Material to process
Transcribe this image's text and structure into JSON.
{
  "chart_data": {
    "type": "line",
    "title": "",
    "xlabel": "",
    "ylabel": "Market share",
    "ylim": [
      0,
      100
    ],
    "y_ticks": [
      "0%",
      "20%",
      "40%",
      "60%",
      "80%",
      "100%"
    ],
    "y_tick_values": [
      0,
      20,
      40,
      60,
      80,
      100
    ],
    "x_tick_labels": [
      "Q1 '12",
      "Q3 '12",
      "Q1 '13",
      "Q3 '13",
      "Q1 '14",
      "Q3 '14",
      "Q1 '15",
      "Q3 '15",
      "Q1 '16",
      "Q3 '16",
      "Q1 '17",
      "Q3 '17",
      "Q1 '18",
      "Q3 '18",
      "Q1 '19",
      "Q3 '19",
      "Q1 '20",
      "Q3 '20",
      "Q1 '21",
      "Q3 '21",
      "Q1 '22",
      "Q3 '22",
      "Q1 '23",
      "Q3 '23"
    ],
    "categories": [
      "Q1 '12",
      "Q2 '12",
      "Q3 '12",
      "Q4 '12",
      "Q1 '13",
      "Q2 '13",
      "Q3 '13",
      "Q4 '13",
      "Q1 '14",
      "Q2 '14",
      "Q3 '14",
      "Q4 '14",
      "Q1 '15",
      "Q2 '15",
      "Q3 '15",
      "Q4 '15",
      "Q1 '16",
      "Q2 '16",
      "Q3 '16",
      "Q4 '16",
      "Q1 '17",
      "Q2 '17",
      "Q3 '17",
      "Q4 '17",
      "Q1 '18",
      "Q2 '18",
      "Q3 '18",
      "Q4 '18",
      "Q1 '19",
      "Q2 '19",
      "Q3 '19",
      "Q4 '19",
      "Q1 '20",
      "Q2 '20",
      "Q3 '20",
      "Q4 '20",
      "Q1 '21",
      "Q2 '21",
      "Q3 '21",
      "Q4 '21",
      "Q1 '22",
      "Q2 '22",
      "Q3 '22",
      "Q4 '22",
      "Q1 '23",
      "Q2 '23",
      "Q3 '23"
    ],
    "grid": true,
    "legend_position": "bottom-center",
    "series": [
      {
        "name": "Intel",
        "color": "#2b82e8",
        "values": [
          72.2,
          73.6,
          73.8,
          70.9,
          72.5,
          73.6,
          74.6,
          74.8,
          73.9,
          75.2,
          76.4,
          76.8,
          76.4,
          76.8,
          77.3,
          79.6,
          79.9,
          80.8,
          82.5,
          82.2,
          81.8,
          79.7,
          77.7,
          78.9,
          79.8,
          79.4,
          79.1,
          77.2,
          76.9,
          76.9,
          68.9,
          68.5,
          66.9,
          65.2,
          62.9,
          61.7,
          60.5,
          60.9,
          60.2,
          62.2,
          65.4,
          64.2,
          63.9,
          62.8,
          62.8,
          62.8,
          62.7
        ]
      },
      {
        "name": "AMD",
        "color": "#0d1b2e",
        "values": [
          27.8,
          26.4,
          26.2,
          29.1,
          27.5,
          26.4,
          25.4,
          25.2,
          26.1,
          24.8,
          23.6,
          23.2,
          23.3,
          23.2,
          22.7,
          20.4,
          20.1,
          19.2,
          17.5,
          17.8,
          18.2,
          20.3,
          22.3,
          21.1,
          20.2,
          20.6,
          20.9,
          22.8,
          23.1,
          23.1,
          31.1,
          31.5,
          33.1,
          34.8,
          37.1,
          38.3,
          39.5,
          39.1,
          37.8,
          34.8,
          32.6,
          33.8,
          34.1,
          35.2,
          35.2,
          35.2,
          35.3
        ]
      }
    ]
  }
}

Job
Set down every line of the listing above again, exactly as given.

Exercise solution
Transcribe this image's text and structure into JSON.
{
  "chart_data": {
    "type": "line",
    "title": "",
    "xlabel": "",
    "ylabel": "Market share",
    "ylim": [
      0,
      100
    ],
    "y_ticks": [
      "0%",
      "20%",
      "40%",
      "60%",
      "80%",
      "100%"
    ],
    "y_tick_values": [
      0,
      20,
      40,
      60,
      80,
      100
    ],
    "x_tick_labels": [
      "Q1 '12",
      "Q3 '12",
      "Q1 '13",
      "Q3 '13",
      "Q1 '14",
      "Q3 '14",
      "Q1 '15",
      "Q3 '15",
      "Q1 '16",
      "Q3 '16",
      "Q1 '17",
      "Q3 '17",
      "Q1 '18",
      "Q3 '18",
      "Q1 '19",
      "Q3 '19",
      "Q1 '20",
      "Q3 '20",
      "Q1 '21",
      "Q3 '21",
      "Q1 '22",
      "Q3 '22",
      "Q1 '23",
      "Q3 '23"
    ],
    "categories": [
      "Q1 '12",
      "Q2 '12",
      "Q3 '12",
      "Q4 '12",
      "Q1 '13",
      "Q2 '13",
      "Q3 '13",
      "Q4 '13",
      "Q1 '14",
      "Q2 '14",
      "Q3 '14",
      "Q4 '14",
      "Q1 '15",
      "Q2 '15",
      "Q3 '15",
      "Q4 '15",
      "Q1 '16",
      "Q2 '16",
      "Q3 '16",
      "Q4 '16",
      "Q1 '17",
      "Q2 '17",
      "Q3 '17",
      "Q4 '17",
      "Q1 '18",
      "Q2 '18",
      "Q3 '18",
      "Q4 '18",
      "Q1 '19",
      "Q2 '19",
      "Q3 '19",
      "Q4 '19",
      "Q1 '20",
      "Q2 '20",
      "Q3 '20",
      "Q4 '20",
      "Q1 '21",
      "Q2 '21",
      "Q3 '21",
      "Q4 '21",
      "Q1 '22",
      "Q2 '22",
      "Q3 '22",
      "Q4 '22",
      "Q1 '23",
      "Q2 '23",
      "Q3 '23"
    ],
    "grid": true,
    "legend_position": "bottom-center",
    "series": [
      {
        "name": "Intel",
        "color": "#2b82e8",
        "values": [
          72.2,
          73.6,
          73.8,
          70.9,
          72.5,
          73.6,
          74.6,
          74.8,
          73.9,
          75.2,
          76.4,
          76.8,
          76.4,
          76.8,
          77.3,
          79.6,
          79.9,
          80.8,
          82.5,
          82.2,
          81.8,
          79.7,
          77.7,
          78.9,
          79.8,
          79.4,
          79.1,
          77.2,
          76.9,
          76.9,
          68.9,
          68.5,
          66.9,
          65.2,
          62.9,
          61.7,
          60.5,
          60.9,
          60.2,
          62.2,
          65.4,
          64.2,
          63.9,
          62.8,
          62.8,
          62.8,
          62.7
        ]
      },
      {
        "name": "AMD",
        "color": "#0d1b2e",
        "values": [
          27.8,
          26.4,
          26.2,
          29.1,
          27.5,
          26.4,
          25.4,
          25.2,
          26.1,
          24.8,
          23.6,
          23.2,
          23.3,
          23.2,
          22.7,
          20.4,
          20.1,
          19.2,
          17.5,
          17.8,
          18.2,
          20.3,
          22.3,
          21.1,
          20.2,
          20.6,
          20.9,
          22.8,
          23.1,
          23.1,
          31.1,
          31.5,
          33.1,
          34.8,
          37.1,
          38.3,
          39.5,
          39.1,
          37.8,
          34.8,
          32.6,
          33.8,
          34.1,
          35.2,
          35.2,
          35.2,
          35.3
        ]
      }
    ]
  }
}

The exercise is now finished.